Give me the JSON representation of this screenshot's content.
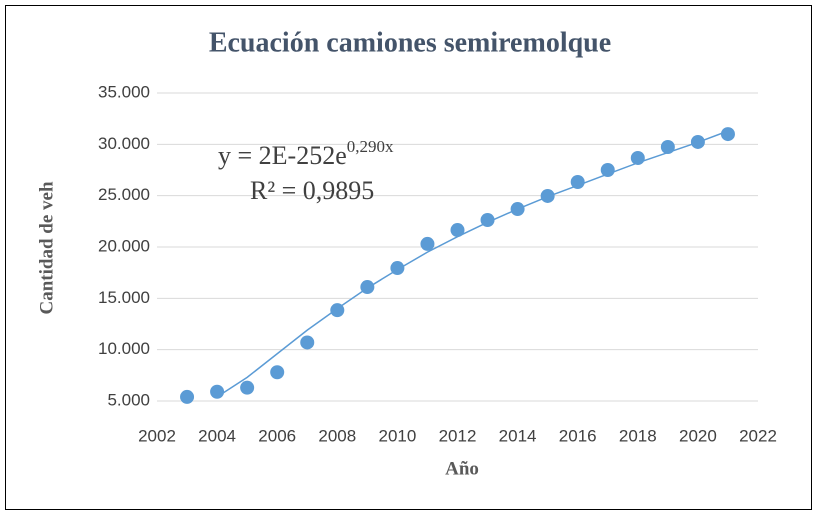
{
  "chart_data": {
    "type": "scatter",
    "title": "Ecuación camiones semiremolque",
    "x_label": "Año",
    "y_label": "Cantidad de veh",
    "x": [
      2003,
      2004,
      2005,
      2006,
      2007,
      2008,
      2009,
      2010,
      2011,
      2012,
      2013,
      2014,
      2015,
      2016,
      2017,
      2018,
      2019,
      2020,
      2021
    ],
    "values": [
      5400,
      5900,
      6300,
      7800,
      10700,
      13850,
      16100,
      17950,
      20300,
      21650,
      22630,
      23700,
      24970,
      26330,
      27500,
      28670,
      29740,
      30230,
      31000
    ],
    "color": "#5b9bd5",
    "trendline": {
      "x": [
        2004,
        2005,
        2006,
        2007,
        2008,
        2009,
        2010,
        2011,
        2012,
        2013,
        2014,
        2015,
        2016,
        2017,
        2018,
        2019,
        2020,
        2021
      ],
      "values": [
        5400,
        7300,
        9600,
        11900,
        14000,
        16000,
        17800,
        19500,
        21000,
        22400,
        23700,
        24900,
        26000,
        27100,
        28200,
        29200,
        30200,
        31300
      ],
      "color": "#5b9bd5"
    },
    "annotations": {
      "equation": "y = 2E-252e",
      "exponent": "0,290x",
      "r_squared": "R² = 0,9895"
    },
    "xlim": [
      2002,
      2022
    ],
    "xticks": [
      2002,
      2004,
      2006,
      2008,
      2010,
      2012,
      2014,
      2016,
      2018,
      2020,
      2022
    ],
    "ylim": [
      5000,
      35000
    ],
    "yticks": [
      {
        "value": 5000,
        "label": "5.000"
      },
      {
        "value": 10000,
        "label": "10.000"
      },
      {
        "value": 15000,
        "label": "15.000"
      },
      {
        "value": 20000,
        "label": "20.000"
      },
      {
        "value": 25000,
        "label": "25.000"
      },
      {
        "value": 30000,
        "label": "30.000"
      },
      {
        "value": 35000,
        "label": "35.000"
      }
    ],
    "grid": true
  }
}
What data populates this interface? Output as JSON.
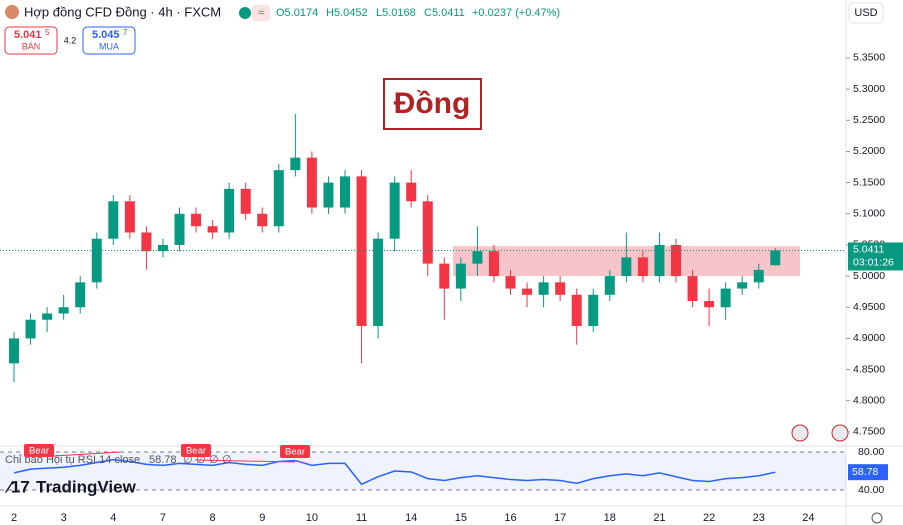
{
  "header": {
    "title": "Hợp đồng CFD Đồng · 4h · FXCM",
    "ohlc": [
      "O5.0174",
      "H5.0452",
      "L5.0168",
      "C5.0411"
    ],
    "change": "+0.0237 (+0.47%)",
    "sell": {
      "price": "5.041",
      "pip": "5",
      "label": "BÁN"
    },
    "spread": "4.2",
    "buy": {
      "price": "5.045",
      "pip": "7",
      "label": "MUA"
    },
    "currency": "USD",
    "brand": "TradingView",
    "watermark": "Đồng"
  },
  "chart_data": [
    {
      "type": "candlestick",
      "up_color": "#089981",
      "down_color": "#f23645",
      "categories": [
        "2",
        null,
        null,
        "3",
        null,
        null,
        "4",
        null,
        null,
        "7",
        null,
        null,
        "8",
        null,
        null,
        "9",
        null,
        null,
        "10",
        null,
        null,
        "11",
        null,
        null,
        "14",
        null,
        null,
        "15",
        null,
        null,
        "16",
        null,
        null,
        "17",
        null,
        null,
        "18",
        null,
        null,
        "21",
        null,
        null,
        "22",
        null,
        null,
        "23",
        null,
        null,
        "24"
      ],
      "open": [
        4.86,
        4.9,
        4.93,
        4.94,
        4.95,
        4.99,
        5.06,
        5.12,
        5.07,
        5.04,
        5.05,
        5.1,
        5.08,
        5.07,
        5.14,
        5.1,
        5.08,
        5.17,
        5.19,
        5.11,
        5.11,
        5.16,
        4.92,
        5.06,
        5.15,
        5.12,
        5.02,
        4.98,
        5.02,
        5.04,
        5.0,
        4.98,
        4.97,
        4.99,
        4.97,
        4.92,
        4.97,
        5.0,
        5.03,
        5.0,
        5.05,
        5.0,
        4.96,
        4.95,
        4.98,
        4.99,
        5.0174,
        null,
        null
      ],
      "high": [
        4.91,
        4.94,
        4.95,
        4.97,
        5.0,
        5.07,
        5.13,
        5.13,
        5.08,
        5.06,
        5.11,
        5.11,
        5.09,
        5.15,
        5.15,
        5.11,
        5.18,
        5.26,
        5.2,
        5.16,
        5.17,
        5.17,
        5.07,
        5.16,
        5.17,
        5.13,
        5.03,
        5.03,
        5.08,
        5.05,
        5.01,
        4.99,
        5.0,
        5.0,
        4.98,
        4.98,
        5.01,
        5.07,
        5.04,
        5.07,
        5.06,
        5.01,
        4.98,
        4.99,
        5.0,
        5.02,
        5.0452,
        null,
        null
      ],
      "low": [
        4.83,
        4.89,
        4.91,
        4.93,
        4.94,
        4.98,
        5.05,
        5.06,
        5.01,
        5.03,
        5.04,
        5.07,
        5.06,
        5.06,
        5.09,
        5.07,
        5.07,
        5.16,
        5.1,
        5.1,
        5.1,
        4.86,
        4.9,
        5.04,
        5.11,
        5.0,
        4.93,
        4.96,
        5.0,
        4.99,
        4.97,
        4.95,
        4.95,
        4.96,
        4.89,
        4.91,
        4.96,
        4.99,
        4.99,
        4.99,
        4.99,
        4.95,
        4.92,
        4.93,
        4.97,
        4.98,
        5.0168,
        null,
        null
      ],
      "close": [
        4.9,
        4.93,
        4.94,
        4.95,
        4.99,
        5.06,
        5.12,
        5.07,
        5.04,
        5.05,
        5.1,
        5.08,
        5.07,
        5.14,
        5.1,
        5.08,
        5.17,
        5.19,
        5.11,
        5.15,
        5.16,
        4.92,
        5.06,
        5.15,
        5.12,
        5.02,
        4.98,
        5.02,
        5.04,
        5.0,
        4.98,
        4.97,
        4.99,
        4.97,
        4.92,
        4.97,
        5.0,
        5.03,
        5.0,
        5.05,
        5.0,
        4.96,
        4.95,
        4.98,
        4.99,
        5.01,
        5.0411,
        null,
        null
      ],
      "ylim": [
        4.729,
        5.443
      ],
      "yticks": [
        {
          "value": 4.75,
          "label": "4.7500"
        },
        {
          "value": 4.8,
          "label": "4.8000"
        },
        {
          "value": 4.85,
          "label": "4.8500"
        },
        {
          "value": 4.9,
          "label": "4.9000"
        },
        {
          "value": 4.95,
          "label": "4.9500"
        },
        {
          "value": 5.0,
          "label": "5.0000"
        },
        {
          "value": 5.05,
          "label": "5.0500"
        },
        {
          "value": 5.1,
          "label": "5.1000"
        },
        {
          "value": 5.15,
          "label": "5.1500"
        },
        {
          "value": 5.2,
          "label": "5.2000"
        },
        {
          "value": 5.25,
          "label": "5.2500"
        },
        {
          "value": 5.3,
          "label": "5.3000"
        },
        {
          "value": 5.35,
          "label": "5.3500"
        }
      ],
      "zone": {
        "from": 5.0,
        "to": 5.048,
        "color": "#f7c5c9"
      },
      "last_price": {
        "value": 5.0411,
        "label": "5.0411"
      },
      "countdown": "03:01:26"
    },
    {
      "type": "line",
      "title": "Chỉ báo Hội tụ RSI 14 close",
      "last_label": "58.78",
      "series": [
        {
          "name": "RSI",
          "color": "#2962ff",
          "values": [
            58,
            62,
            63,
            64,
            66,
            69,
            72,
            70,
            67,
            66,
            68,
            67,
            66,
            69,
            67,
            66,
            70,
            71,
            66,
            68,
            68,
            46,
            54,
            60,
            59,
            52,
            50,
            53,
            55,
            53,
            51,
            50,
            51,
            50,
            47,
            52,
            55,
            57,
            55,
            58,
            54,
            50,
            49,
            52,
            53,
            55,
            58.78,
            null,
            null
          ]
        }
      ],
      "ylim": [
        24.2,
        85.3
      ],
      "yticks": [
        {
          "value": 40,
          "label": "40.00"
        },
        {
          "value": 80,
          "label": "80.00"
        }
      ],
      "extras": [
        "∅",
        "∅",
        "∅",
        "∅"
      ],
      "annotations": [
        "Bear",
        "Bear",
        "Bear"
      ]
    }
  ]
}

######

● Exercise objective
List every line above containing the word "type".

● The response
    "type": "scatter",
      "type": "candlestick",
      "type": "line",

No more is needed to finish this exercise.